*Aim*
Set down each record below precisely, skipping the pictures.

◆ ◆ ◆ ◆

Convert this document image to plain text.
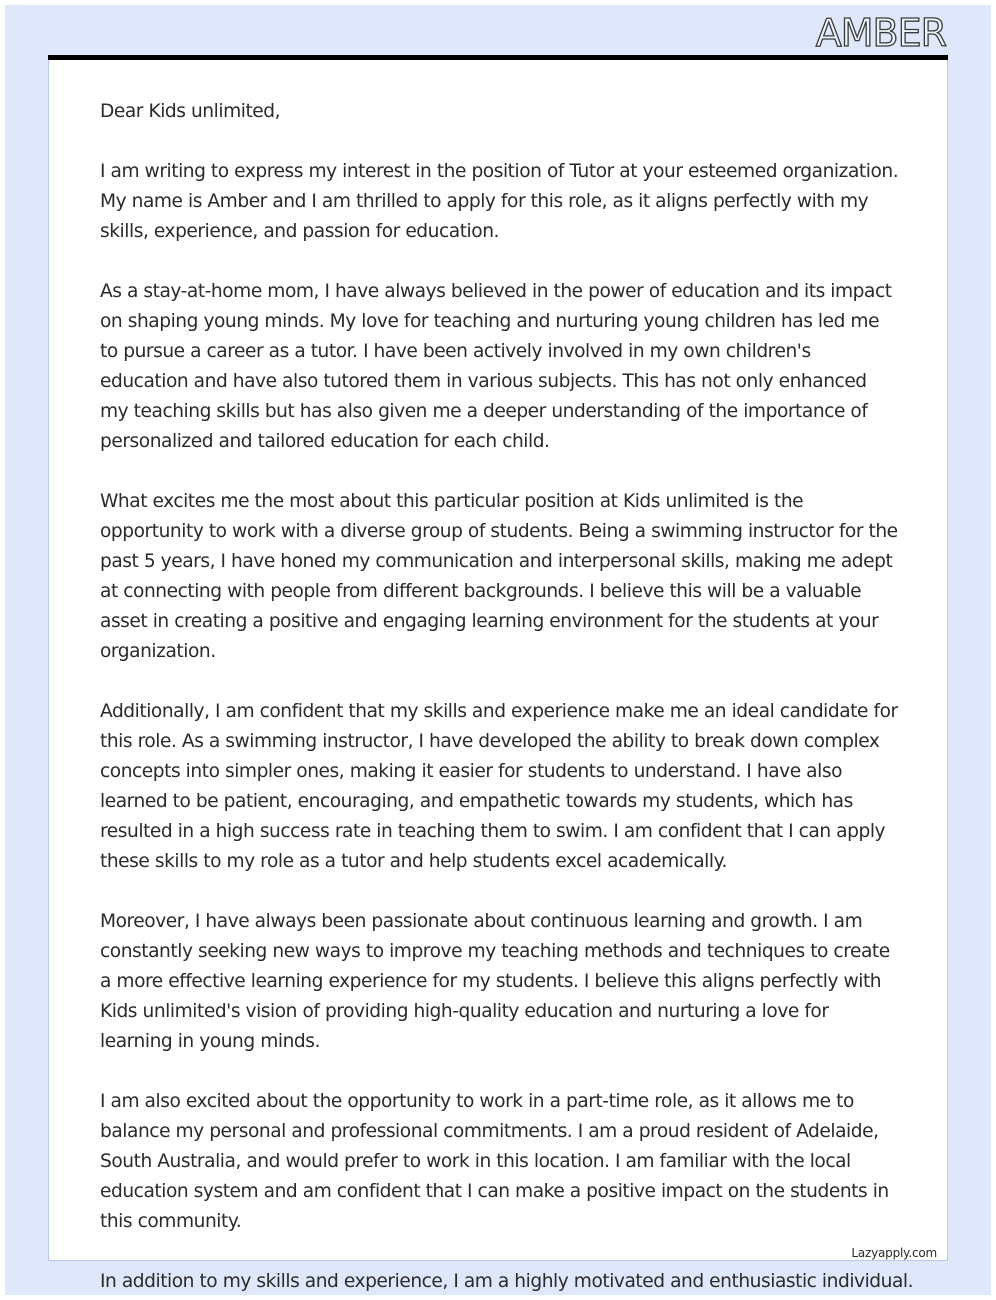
AMBER

Dear Kids unlimited,

I am writing to express my interest in the position of Tutor at your esteemed organization. My name is Amber and I am thrilled to apply for this role, as it aligns perfectly with my skills, experience, and passion for education.

As a stay-at-home mom, I have always believed in the power of education and its impact on shaping young minds. My love for teaching and nurturing young children has led me to pursue a career as a tutor. I have been actively involved in my own children's education and have also tutored them in various subjects. This has not only enhanced my teaching skills but has also given me a deeper understanding of the importance of personalized and tailored education for each child.

What excites me the most about this particular position at Kids unlimited is the opportunity to work with a diverse group of students. Being a swimming instructor for the past 5 years, I have honed my communication and interpersonal skills, making me adept at connecting with people from different backgrounds. I believe this will be a valuable asset in creating a positive and engaging learning environment for the students at your organization.

Additionally, I am confident that my skills and experience make me an ideal candidate for this role. As a swimming instructor, I have developed the ability to break down complex concepts into simpler ones, making it easier for students to understand. I have also learned to be patient, encouraging, and empathetic towards my students, which has resulted in a high success rate in teaching them to swim. I am confident that I can apply these skills to my role as a tutor and help students excel academically.

Moreover, I have always been passionate about continuous learning and growth. I am constantly seeking new ways to improve my teaching methods and techniques to create a more effective learning experience for my students. I believe this aligns perfectly with Kids unlimited's vision of providing high-quality education and nurturing a love for learning in young minds.

I am also excited about the opportunity to work in a part-time role, as it allows me to balance my personal and professional commitments. I am a proud resident of Adelaide, South Australia, and would prefer to work in this location. I am familiar with the local education system and am confident that I can make a positive impact on the students in this community.

Lazyapply.com
In addition to my skills and experience, I am a highly motivated and enthusiastic individual.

◆ ◆ ◆ ◆

*Full response*
Convert this document image to plain text.
AMBER

Dear Kids unlimited,

I am writing to express my interest in the position of Tutor at your esteemed organization. My name is Amber and I am thrilled to apply for this role, as it aligns perfectly with my skills, experience, and passion for education.

As a stay-at-home mom, I have always believed in the power of education and its impact on shaping young minds. My love for teaching and nurturing young children has led me to pursue a career as a tutor. I have been actively involved in my own children's education and have also tutored them in various subjects. This has not only enhanced my teaching skills but has also given me a deeper understanding of the importance of personalized and tailored education for each child.

What excites me the most about this particular position at Kids unlimited is the opportunity to work with a diverse group of students. Being a swimming instructor for the past 5 years, I have honed my communication and interpersonal skills, making me adept at connecting with people from different backgrounds. I believe this will be a valuable asset in creating a positive and engaging learning environment for the students at your organization.

Additionally, I am confident that my skills and experience make me an ideal candidate for this role. As a swimming instructor, I have developed the ability to break down complex concepts into simpler ones, making it easier for students to understand. I have also learned to be patient, encouraging, and empathetic towards my students, which has resulted in a high success rate in teaching them to swim. I am confident that I can apply these skills to my role as a tutor and help students excel academically.

Moreover, I have always been passionate about continuous learning and growth. I am constantly seeking new ways to improve my teaching methods and techniques to create a more effective learning experience for my students. I believe this aligns perfectly with Kids unlimited's vision of providing high-quality education and nurturing a love for learning in young minds.

I am also excited about the opportunity to work in a part-time role, as it allows me to balance my personal and professional commitments. I am a proud resident of Adelaide, South Australia, and would prefer to work in this location. I am familiar with the local education system and am confident that I can make a positive impact on the students in this community.

Lazyapply.com
In addition to my skills and experience, I am a highly motivated and enthusiastic individual.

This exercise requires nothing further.